**WORK TO DO:**
Count the lines in the listing below that contain the string "China", treating uppercase and lowercase as different. Reply with the number only.

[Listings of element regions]
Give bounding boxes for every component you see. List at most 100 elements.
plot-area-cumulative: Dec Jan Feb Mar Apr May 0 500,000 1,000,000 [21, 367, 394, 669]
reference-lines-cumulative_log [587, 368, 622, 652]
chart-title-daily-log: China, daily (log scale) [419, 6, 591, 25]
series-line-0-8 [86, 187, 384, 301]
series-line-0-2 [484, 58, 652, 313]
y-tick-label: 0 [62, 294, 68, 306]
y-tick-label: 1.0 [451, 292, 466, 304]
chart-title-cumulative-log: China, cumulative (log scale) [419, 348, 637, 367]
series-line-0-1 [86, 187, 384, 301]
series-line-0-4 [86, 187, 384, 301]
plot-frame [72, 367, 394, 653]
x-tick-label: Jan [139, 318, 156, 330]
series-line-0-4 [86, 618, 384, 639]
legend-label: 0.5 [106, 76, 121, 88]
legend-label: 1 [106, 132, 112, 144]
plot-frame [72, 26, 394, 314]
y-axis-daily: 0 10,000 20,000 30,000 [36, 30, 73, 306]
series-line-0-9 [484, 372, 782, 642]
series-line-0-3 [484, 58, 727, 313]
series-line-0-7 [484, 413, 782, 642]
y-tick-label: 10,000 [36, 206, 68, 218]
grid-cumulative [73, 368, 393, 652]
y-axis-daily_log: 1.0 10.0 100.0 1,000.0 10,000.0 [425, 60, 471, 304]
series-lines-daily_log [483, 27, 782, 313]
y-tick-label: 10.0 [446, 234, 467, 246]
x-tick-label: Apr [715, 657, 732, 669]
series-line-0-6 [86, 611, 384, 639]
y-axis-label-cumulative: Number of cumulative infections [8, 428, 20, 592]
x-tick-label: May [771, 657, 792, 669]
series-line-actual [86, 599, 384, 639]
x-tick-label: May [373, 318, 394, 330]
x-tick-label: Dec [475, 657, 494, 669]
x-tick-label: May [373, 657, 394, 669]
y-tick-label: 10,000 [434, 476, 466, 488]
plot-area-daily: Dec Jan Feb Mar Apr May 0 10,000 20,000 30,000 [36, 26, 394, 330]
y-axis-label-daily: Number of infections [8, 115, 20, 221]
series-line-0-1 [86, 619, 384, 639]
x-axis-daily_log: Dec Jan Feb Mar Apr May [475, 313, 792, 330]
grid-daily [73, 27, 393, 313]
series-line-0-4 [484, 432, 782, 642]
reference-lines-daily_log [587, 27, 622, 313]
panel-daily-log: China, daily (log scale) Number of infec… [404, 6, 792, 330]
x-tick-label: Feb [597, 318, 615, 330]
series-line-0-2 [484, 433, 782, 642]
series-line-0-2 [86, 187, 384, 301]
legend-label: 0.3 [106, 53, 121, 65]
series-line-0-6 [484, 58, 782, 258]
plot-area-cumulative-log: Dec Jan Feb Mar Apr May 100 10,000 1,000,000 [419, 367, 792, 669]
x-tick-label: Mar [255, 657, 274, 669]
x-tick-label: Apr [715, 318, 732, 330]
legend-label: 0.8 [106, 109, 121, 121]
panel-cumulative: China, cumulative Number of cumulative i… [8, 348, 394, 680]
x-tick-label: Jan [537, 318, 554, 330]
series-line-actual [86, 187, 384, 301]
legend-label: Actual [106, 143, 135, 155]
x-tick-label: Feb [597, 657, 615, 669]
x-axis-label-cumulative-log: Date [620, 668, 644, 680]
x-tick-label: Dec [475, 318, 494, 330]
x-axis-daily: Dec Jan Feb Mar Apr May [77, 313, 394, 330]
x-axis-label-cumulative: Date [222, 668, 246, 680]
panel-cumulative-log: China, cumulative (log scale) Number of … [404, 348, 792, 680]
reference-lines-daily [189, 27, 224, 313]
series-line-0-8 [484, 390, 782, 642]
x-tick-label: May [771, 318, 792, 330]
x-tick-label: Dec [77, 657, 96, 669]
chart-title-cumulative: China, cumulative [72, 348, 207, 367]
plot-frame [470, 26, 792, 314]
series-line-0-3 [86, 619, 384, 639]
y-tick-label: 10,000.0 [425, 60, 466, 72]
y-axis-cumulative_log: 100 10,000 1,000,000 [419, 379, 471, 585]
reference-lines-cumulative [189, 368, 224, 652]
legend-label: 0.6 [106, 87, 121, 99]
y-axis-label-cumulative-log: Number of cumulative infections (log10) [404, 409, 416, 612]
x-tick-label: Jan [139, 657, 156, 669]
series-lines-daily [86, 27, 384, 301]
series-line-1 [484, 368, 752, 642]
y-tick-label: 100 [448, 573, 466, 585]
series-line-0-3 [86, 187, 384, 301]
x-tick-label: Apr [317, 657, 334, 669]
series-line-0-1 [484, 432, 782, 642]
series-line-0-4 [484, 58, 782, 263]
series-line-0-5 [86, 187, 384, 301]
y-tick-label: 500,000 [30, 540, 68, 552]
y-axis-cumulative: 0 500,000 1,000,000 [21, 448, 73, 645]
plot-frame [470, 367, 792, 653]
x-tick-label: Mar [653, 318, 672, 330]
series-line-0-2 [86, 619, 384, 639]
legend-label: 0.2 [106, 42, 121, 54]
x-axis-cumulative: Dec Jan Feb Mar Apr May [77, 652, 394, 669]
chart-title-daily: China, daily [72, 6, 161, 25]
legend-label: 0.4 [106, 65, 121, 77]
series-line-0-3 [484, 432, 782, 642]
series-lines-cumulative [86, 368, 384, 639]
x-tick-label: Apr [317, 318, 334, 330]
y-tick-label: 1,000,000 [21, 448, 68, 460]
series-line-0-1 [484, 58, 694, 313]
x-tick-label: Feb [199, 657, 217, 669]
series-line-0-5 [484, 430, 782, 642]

**RESPONSE TO THE EXERCISE:**
7